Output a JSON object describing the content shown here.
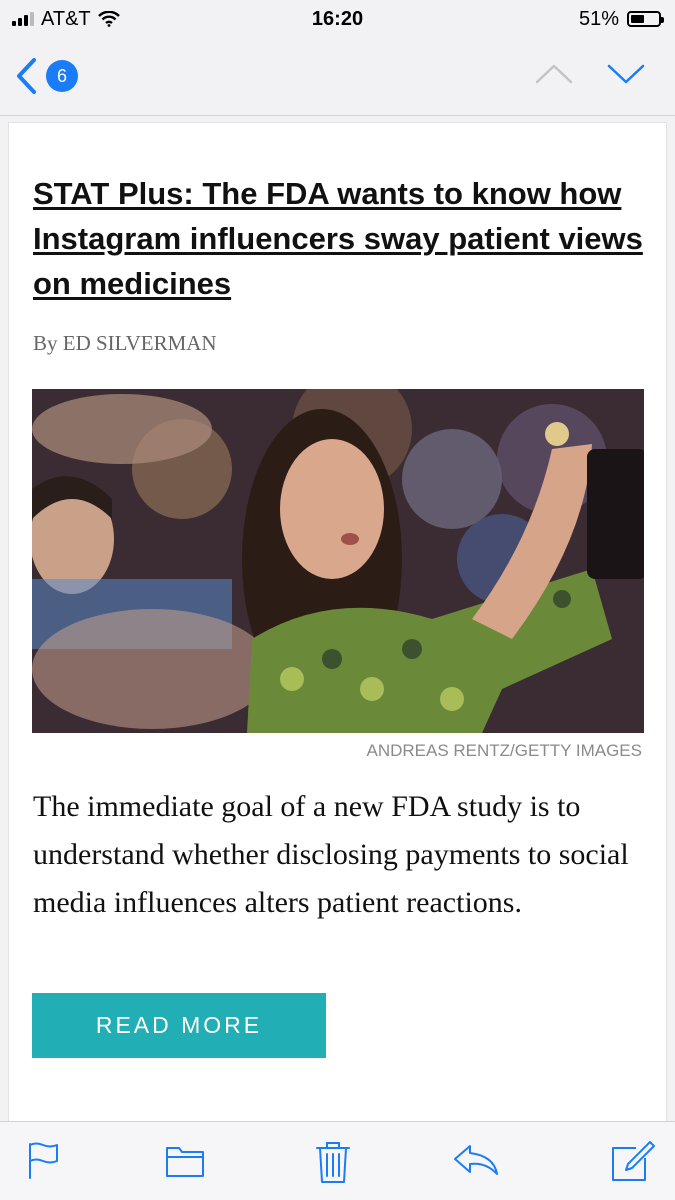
{
  "status_bar": {
    "carrier": "AT&T",
    "time": "16:20",
    "battery_percent": "51%",
    "battery_level": 0.51
  },
  "nav": {
    "back_icon": "chevron-left-icon",
    "unread_count": "6",
    "prev_icon": "chevron-up-icon",
    "next_icon": "chevron-down-icon",
    "accent_color": "#1b7cf7"
  },
  "article": {
    "headline": "STAT Plus: The FDA wants to know how Instagram influencers sway patient views on medicines",
    "byline": "By ED SILVERMAN",
    "image_credit": "ANDREAS RENTZ/GETTY IMAGES",
    "summary": "The immediate goal of a new FDA study is to understand whether disclosing payments to social media influences alters patient reactions.",
    "read_more_label": "READ MORE",
    "button_color": "#21aeb4"
  },
  "toolbar": {
    "icons": [
      "flag-icon",
      "folder-icon",
      "trash-icon",
      "reply-icon",
      "compose-icon"
    ],
    "icon_color": "#1b7cf7"
  }
}
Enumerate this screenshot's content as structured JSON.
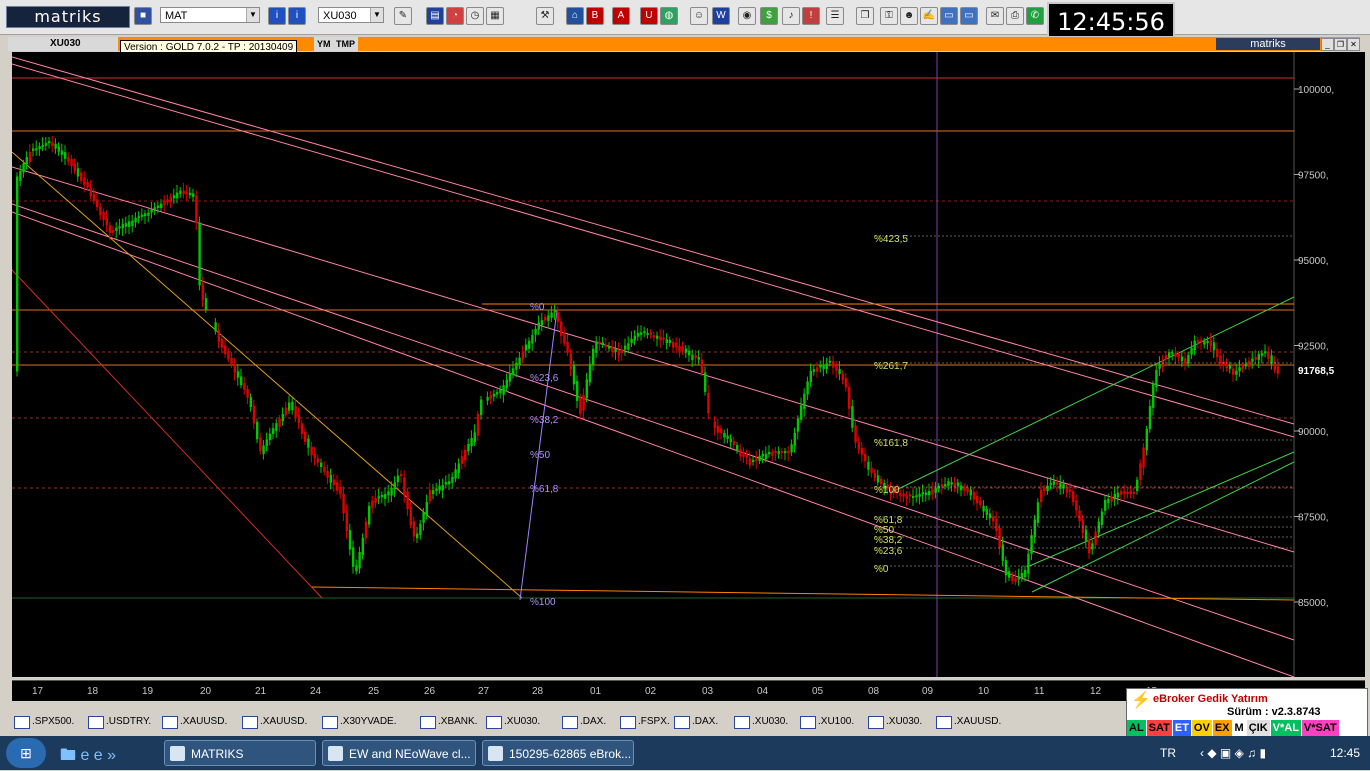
{
  "toolbar": {
    "logo": "matriks",
    "template_combo": "MAT",
    "symbol_combo": "XU030",
    "clock": "12:45:56"
  },
  "chart_window": {
    "symbol": "XU030",
    "tags": [
      "YM",
      "TMP"
    ],
    "logo": "matriks",
    "tooltip": "Version : GOLD 7.0.2 - TP : 20130409"
  },
  "chart_data": {
    "type": "candlestick",
    "price_ticks": [
      "100000,",
      "97500,",
      "95000,",
      "92500,",
      "90000,",
      "87500,",
      "85000,"
    ],
    "last_price": "91768,5",
    "dates": [
      "17",
      "18",
      "19",
      "20",
      "21",
      "24",
      "25",
      "26",
      "27",
      "28",
      "01",
      "02",
      "03",
      "04",
      "05",
      "08",
      "09",
      "10",
      "11",
      "12",
      "15"
    ],
    "fib_levels_1": [
      "%0",
      "%23,6",
      "%38,2",
      "%50",
      "%61,8",
      "%100"
    ],
    "fib_levels_2": [
      "%423,5",
      "%261,7",
      "%161,8",
      "%100",
      "%61,8",
      "%50",
      "%38,2",
      "%23,6",
      "%0"
    ],
    "colors": {
      "up": "#00c800",
      "down": "#e00000",
      "background": "#000000"
    }
  },
  "symbols_bar": [
    ".SPX500.",
    ".USDTRY.",
    ".XAUUSD.",
    ".XAUUSD.",
    ".X30YVADE.",
    ".XBANK.",
    ".XU030.",
    ".DAX.",
    ".FSPX.",
    ".DAX.",
    ".XU030.",
    ".XU100.",
    ".XU030.",
    ".XAUUSD."
  ],
  "ebroker": {
    "title": "eBroker Gedik Yatırım",
    "version": "Sürüm : v2.3.8743",
    "buttons": [
      "AL",
      "SAT",
      "ET",
      "OV",
      "EX",
      "M",
      "ÇIK",
      "V*AL",
      "V*SAT"
    ]
  },
  "taskbar": {
    "tasks": [
      "MATRIKS",
      "EW and NEoWave cl...",
      "150295-62865 eBrok..."
    ],
    "lang": "TR",
    "time": "12:45"
  }
}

────────────────────

INSTRUCTION:
In the entries above, find every line with the word "content" and list it.

TASK RESPONSE:
Output a JSON object describing the content shown here.
Enumerate this screenshot's content as structured JSON.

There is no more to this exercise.